INSTRUCTION:
Copy out all of the material exactly.

>> Begin GIVEN RECORDS

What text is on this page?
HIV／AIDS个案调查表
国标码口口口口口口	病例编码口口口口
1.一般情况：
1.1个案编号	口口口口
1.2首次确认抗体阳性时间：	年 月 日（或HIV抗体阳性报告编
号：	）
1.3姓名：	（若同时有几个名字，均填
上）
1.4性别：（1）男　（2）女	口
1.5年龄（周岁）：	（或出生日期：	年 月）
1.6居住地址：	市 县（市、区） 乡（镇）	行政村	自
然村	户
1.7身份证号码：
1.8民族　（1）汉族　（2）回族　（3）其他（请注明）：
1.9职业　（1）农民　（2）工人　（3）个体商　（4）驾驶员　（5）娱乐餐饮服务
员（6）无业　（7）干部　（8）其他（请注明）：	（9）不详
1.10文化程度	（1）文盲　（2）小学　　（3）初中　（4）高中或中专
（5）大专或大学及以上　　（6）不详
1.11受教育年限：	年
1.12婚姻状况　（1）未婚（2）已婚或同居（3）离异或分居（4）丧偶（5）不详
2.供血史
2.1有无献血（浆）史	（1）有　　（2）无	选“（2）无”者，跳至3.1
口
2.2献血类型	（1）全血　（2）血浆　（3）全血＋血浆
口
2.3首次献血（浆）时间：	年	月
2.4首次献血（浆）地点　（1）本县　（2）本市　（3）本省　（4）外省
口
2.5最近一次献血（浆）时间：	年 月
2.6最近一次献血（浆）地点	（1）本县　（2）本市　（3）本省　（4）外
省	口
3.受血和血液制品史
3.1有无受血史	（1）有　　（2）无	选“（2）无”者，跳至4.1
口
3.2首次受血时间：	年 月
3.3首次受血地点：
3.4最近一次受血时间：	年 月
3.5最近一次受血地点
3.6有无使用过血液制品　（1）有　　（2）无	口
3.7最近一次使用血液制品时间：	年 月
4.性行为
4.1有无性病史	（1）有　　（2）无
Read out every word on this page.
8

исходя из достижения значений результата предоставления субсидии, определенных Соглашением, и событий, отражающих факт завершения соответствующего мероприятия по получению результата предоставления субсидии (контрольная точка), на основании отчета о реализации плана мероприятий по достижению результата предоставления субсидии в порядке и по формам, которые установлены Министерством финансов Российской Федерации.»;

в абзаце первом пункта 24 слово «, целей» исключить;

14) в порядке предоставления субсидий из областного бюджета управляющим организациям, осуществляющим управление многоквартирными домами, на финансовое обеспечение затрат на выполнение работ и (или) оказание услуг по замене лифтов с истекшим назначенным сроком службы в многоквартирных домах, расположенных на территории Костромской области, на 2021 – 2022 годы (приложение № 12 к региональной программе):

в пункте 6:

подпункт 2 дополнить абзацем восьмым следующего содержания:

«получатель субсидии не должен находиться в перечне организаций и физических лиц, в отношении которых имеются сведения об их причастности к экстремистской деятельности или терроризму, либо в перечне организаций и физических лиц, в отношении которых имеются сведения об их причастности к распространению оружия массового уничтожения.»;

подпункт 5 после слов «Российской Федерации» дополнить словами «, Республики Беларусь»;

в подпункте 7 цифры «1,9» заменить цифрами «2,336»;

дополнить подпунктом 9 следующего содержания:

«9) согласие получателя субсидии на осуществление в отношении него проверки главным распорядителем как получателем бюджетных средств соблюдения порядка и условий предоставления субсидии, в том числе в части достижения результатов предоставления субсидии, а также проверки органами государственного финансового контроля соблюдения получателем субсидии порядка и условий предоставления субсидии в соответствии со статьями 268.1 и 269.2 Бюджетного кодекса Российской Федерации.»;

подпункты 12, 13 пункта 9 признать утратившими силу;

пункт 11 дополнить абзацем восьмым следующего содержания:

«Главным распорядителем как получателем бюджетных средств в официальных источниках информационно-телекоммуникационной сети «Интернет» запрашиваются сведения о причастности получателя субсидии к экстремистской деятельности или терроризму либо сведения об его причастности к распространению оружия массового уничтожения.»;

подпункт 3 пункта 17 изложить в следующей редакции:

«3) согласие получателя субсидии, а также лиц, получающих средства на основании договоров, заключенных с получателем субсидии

>> End GIVEN RECORDS

RESULT:
What text is on this page?
HIV／AIDS个案调查表
国标码口口口口口口	病例编码口口口口
1.一般情况：
1.1个案编号	口口口口
1.2首次确认抗体阳性时间：	年 月 日（或HIV抗体阳性报告编
号：	）
1.3姓名：	（若同时有几个名字，均填
上）
1.4性别：（1）男　（2）女	口
1.5年龄（周岁）：	（或出生日期：	年 月）
1.6居住地址：	市 县（市、区） 乡（镇）	行政村	自
然村	户
1.7身份证号码：
1.8民族　（1）汉族　（2）回族　（3）其他（请注明）：
1.9职业　（1）农民　（2）工人　（3）个体商　（4）驾驶员　（5）娱乐餐饮服务
员（6）无业　（7）干部　（8）其他（请注明）：	（9）不详
1.10文化程度	（1）文盲　（2）小学　　（3）初中　（4）高中或中专
（5）大专或大学及以上　　（6）不详
1.11受教育年限：	年
1.12婚姻状况　（1）未婚（2）已婚或同居（3）离异或分居（4）丧偶（5）不详
2.供血史
2.1有无献血（浆）史	（1）有　　（2）无	选“（2）无”者，跳至3.1
口
2.2献血类型	（1）全血　（2）血浆　（3）全血＋血浆
口
2.3首次献血（浆）时间：	年	月
2.4首次献血（浆）地点　（1）本县　（2）本市　（3）本省　（4）外省
口
2.5最近一次献血（浆）时间：	年 月
2.6最近一次献血（浆）地点	（1）本县　（2）本市　（3）本省　（4）外
省	口
3.受血和血液制品史
3.1有无受血史	（1）有　　（2）无	选“（2）无”者，跳至4.1
口
3.2首次受血时间：	年 月
3.3首次受血地点：
3.4最近一次受血时间：	年 月
3.5最近一次受血地点
3.6有无使用过血液制品　（1）有　　（2）无	口
3.7最近一次使用血液制品时间：	年 月
4.性行为
4.1有无性病史	（1）有　　（2）无
Read out every word on this page.
8

исходя из достижения значений результата предоставления субсидии, определенных Соглашением, и событий, отражающих факт завершения соответствующего мероприятия по получению результата предоставления субсидии (контрольная точка), на основании отчета о реализации плана мероприятий по достижению результата предоставления субсидии в порядке и по формам, которые установлены Министерством финансов Российской Федерации.»;

в абзаце первом пункта 24 слово «, целей» исключить;

14) в порядке предоставления субсидий из областного бюджета управляющим организациям, осуществляющим управление многоквартирными домами, на финансовое обеспечение затрат на выполнение работ и (или) оказание услуг по замене лифтов с истекшим назначенным сроком службы в многоквартирных домах, расположенных на территории Костромской области, на 2021 – 2022 годы (приложение № 12 к региональной программе):

в пункте 6:

подпункт 2 дополнить абзацем восьмым следующего содержания:

«получатель субсидии не должен находиться в перечне организаций и физических лиц, в отношении которых имеются сведения об их причастности к экстремистской деятельности или терроризму, либо в перечне организаций и физических лиц, в отношении которых имеются сведения об их причастности к распространению оружия массового уничтожения.»;

подпункт 5 после слов «Российской Федерации» дополнить словами «, Республики Беларусь»;

в подпункте 7 цифры «1,9» заменить цифрами «2,336»;

дополнить подпунктом 9 следующего содержания:

«9) согласие получателя субсидии на осуществление в отношении него проверки главным распорядителем как получателем бюджетных средств соблюдения порядка и условий предоставления субсидии, в том числе в части достижения результатов предоставления субсидии, а также проверки органами государственного финансового контроля соблюдения получателем субсидии порядка и условий предоставления субсидии в соответствии со статьями 268.1 и 269.2 Бюджетного кодекса Российской Федерации.»;

подпункты 12, 13 пункта 9 признать утратившими силу;

пункт 11 дополнить абзацем восьмым следующего содержания:

«Главным распорядителем как получателем бюджетных средств в официальных источниках информационно-телекоммуникационной сети «Интернет» запрашиваются сведения о причастности получателя субсидии к экстремистской деятельности или терроризму либо сведения об его причастности к распространению оружия массового уничтожения.»;

подпункт 3 пункта 17 изложить в следующей редакции:

«3) согласие получателя субсидии, а также лиц, получающих средства на основании договоров, заключенных с получателем субсидии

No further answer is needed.